Problem to solve
Using the material below, copy every line where "data" appears.
================================
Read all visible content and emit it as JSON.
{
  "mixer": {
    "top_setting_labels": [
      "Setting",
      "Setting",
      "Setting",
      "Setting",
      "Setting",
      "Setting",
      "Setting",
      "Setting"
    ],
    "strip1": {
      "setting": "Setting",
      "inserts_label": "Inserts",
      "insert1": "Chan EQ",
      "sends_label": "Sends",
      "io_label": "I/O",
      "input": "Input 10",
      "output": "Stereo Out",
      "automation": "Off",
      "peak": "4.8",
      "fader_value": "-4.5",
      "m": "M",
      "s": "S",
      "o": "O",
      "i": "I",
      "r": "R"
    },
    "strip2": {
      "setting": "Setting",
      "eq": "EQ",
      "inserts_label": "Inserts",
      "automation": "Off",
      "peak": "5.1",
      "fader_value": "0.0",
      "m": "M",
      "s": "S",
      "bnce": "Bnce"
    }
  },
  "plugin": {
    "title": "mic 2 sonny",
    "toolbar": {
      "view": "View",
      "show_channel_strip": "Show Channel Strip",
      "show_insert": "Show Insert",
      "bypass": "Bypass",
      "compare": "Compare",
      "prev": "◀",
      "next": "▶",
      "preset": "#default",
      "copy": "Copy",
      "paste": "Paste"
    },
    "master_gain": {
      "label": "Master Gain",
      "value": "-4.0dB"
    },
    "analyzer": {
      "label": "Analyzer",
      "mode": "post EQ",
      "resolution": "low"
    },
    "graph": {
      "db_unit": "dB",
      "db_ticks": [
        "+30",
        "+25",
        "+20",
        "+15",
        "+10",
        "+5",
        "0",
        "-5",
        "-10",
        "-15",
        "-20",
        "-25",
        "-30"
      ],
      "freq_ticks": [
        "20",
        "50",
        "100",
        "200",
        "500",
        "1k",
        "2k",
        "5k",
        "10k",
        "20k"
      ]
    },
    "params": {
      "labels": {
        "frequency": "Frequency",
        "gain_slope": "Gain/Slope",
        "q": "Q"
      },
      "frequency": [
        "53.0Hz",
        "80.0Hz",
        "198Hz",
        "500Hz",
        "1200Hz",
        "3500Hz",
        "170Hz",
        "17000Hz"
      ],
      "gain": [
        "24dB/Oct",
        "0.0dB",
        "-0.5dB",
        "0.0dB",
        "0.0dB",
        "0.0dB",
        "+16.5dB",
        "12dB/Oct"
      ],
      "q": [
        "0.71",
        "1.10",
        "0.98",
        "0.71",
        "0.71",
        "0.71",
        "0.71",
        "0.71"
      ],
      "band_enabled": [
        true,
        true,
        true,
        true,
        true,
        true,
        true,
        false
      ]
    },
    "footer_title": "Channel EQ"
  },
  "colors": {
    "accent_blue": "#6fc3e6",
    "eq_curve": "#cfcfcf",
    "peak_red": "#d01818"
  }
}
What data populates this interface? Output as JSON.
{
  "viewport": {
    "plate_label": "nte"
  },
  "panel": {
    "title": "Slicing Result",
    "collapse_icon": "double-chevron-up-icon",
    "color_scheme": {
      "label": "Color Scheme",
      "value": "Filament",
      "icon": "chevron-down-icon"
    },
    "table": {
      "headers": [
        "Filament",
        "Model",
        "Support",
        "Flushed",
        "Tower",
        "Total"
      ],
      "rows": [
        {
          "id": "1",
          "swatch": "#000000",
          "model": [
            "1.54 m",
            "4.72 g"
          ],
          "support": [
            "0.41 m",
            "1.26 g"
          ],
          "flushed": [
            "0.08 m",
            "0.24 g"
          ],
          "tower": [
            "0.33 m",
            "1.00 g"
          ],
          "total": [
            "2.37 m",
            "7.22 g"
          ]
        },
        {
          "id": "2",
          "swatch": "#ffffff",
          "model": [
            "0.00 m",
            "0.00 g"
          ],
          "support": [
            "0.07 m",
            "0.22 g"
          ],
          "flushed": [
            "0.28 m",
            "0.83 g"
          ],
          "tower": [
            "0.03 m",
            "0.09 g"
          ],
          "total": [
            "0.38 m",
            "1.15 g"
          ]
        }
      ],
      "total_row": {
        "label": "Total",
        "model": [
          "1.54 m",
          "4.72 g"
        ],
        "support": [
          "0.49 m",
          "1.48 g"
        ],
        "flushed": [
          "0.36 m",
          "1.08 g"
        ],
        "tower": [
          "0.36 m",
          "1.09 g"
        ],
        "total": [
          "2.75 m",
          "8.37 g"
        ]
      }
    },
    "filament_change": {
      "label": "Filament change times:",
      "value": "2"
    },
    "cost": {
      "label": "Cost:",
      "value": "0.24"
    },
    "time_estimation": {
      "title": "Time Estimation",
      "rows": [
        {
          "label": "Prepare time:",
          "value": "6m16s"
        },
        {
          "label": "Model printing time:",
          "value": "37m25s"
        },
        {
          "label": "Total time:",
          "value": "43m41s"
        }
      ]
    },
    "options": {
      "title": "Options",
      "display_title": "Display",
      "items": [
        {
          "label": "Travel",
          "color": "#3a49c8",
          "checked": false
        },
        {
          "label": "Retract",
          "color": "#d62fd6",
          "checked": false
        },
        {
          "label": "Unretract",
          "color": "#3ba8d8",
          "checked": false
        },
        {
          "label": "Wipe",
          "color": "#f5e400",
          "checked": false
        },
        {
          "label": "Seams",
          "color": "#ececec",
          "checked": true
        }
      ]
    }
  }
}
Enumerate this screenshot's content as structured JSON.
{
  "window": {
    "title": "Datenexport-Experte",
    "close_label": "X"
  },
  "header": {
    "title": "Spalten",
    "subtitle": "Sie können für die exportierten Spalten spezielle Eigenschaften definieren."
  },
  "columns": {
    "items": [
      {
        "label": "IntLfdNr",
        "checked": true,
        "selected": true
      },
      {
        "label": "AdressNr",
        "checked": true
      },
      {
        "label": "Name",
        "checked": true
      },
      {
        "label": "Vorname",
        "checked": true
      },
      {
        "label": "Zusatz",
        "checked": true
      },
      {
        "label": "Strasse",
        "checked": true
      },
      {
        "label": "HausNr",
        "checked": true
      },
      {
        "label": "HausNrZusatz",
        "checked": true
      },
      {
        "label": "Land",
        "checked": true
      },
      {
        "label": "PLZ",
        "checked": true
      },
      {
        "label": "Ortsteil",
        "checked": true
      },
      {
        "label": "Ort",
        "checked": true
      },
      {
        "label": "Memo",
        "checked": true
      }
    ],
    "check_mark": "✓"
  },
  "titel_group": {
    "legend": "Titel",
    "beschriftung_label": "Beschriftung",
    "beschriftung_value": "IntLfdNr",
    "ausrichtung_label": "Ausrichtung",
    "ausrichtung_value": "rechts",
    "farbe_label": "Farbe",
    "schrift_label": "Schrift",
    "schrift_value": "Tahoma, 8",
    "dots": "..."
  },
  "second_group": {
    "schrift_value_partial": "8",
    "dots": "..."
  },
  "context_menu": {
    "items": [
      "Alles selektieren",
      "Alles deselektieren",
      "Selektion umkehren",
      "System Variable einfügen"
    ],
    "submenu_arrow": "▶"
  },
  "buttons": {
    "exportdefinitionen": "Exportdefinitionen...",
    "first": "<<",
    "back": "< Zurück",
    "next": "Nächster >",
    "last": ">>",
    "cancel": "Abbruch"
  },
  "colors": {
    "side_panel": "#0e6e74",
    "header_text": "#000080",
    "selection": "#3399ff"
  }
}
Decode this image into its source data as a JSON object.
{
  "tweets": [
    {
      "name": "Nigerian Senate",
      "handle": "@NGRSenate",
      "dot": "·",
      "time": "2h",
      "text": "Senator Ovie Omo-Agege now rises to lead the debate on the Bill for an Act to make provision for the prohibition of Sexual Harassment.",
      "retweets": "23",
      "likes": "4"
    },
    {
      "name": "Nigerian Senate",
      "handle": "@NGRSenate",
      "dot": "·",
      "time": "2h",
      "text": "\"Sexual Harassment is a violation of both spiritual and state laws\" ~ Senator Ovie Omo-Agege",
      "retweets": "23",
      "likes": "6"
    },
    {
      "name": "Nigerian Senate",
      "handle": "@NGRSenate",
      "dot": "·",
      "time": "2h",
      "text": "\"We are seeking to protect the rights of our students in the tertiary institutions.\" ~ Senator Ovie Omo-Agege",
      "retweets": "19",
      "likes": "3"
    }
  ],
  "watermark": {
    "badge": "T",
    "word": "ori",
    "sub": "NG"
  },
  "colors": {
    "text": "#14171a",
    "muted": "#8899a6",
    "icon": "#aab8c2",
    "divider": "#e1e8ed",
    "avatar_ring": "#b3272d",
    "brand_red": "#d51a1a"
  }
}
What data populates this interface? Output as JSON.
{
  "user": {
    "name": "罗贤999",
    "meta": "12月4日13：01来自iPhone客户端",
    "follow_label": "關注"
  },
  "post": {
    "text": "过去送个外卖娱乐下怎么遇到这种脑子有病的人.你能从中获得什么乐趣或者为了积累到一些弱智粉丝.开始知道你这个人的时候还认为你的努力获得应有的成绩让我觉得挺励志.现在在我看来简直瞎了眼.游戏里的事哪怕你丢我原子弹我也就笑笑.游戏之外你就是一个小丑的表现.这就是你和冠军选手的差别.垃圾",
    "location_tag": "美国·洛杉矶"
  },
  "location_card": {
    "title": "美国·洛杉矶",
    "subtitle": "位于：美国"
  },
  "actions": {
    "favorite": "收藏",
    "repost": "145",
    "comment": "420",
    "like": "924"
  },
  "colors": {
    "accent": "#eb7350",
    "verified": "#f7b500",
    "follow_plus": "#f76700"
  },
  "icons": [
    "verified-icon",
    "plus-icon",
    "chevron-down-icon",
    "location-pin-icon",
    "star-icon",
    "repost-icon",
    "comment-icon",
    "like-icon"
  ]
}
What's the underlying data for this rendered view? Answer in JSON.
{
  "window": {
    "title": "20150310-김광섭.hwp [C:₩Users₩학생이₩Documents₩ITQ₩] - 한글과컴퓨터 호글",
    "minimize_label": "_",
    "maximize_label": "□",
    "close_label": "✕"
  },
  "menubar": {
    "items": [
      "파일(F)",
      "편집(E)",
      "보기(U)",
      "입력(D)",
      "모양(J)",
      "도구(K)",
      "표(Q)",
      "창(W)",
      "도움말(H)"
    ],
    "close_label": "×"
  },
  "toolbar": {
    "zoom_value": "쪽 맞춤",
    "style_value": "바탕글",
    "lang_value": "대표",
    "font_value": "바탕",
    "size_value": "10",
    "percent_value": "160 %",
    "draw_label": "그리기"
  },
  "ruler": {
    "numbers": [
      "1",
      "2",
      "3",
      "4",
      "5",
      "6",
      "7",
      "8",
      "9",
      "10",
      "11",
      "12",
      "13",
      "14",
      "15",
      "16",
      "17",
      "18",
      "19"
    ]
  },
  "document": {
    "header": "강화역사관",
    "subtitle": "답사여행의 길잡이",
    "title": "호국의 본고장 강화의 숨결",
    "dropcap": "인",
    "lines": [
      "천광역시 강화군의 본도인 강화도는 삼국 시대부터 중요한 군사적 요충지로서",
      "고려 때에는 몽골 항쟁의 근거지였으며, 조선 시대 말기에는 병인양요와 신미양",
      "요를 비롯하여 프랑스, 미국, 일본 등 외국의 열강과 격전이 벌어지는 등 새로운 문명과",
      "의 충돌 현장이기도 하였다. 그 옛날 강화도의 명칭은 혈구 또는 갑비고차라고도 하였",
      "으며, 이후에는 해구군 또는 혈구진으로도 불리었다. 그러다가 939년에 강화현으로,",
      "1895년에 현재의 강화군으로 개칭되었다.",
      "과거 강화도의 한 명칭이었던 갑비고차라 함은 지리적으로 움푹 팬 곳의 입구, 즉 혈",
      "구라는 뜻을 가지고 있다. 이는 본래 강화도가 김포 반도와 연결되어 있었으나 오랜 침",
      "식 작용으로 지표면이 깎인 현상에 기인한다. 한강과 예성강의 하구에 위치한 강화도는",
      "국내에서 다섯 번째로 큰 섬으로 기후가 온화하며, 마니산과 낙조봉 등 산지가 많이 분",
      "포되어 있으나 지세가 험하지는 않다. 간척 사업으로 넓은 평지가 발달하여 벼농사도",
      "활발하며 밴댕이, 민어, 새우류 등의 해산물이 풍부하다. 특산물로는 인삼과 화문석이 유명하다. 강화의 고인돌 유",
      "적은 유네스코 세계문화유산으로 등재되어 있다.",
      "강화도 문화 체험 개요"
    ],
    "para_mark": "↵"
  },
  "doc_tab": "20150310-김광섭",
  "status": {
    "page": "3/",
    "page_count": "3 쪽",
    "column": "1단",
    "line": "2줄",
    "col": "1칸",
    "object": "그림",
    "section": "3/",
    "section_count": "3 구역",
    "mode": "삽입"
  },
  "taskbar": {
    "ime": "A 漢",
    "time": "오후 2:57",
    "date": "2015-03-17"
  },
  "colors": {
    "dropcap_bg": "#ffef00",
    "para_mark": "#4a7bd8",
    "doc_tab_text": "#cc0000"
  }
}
================================
Task result
What data populates this interface? Output as JSON.
Decode this image into its source data as a JSON object.
What data populates this interface? Output as JSON.
What's the underlying data for this rendered view? Answer in JSON.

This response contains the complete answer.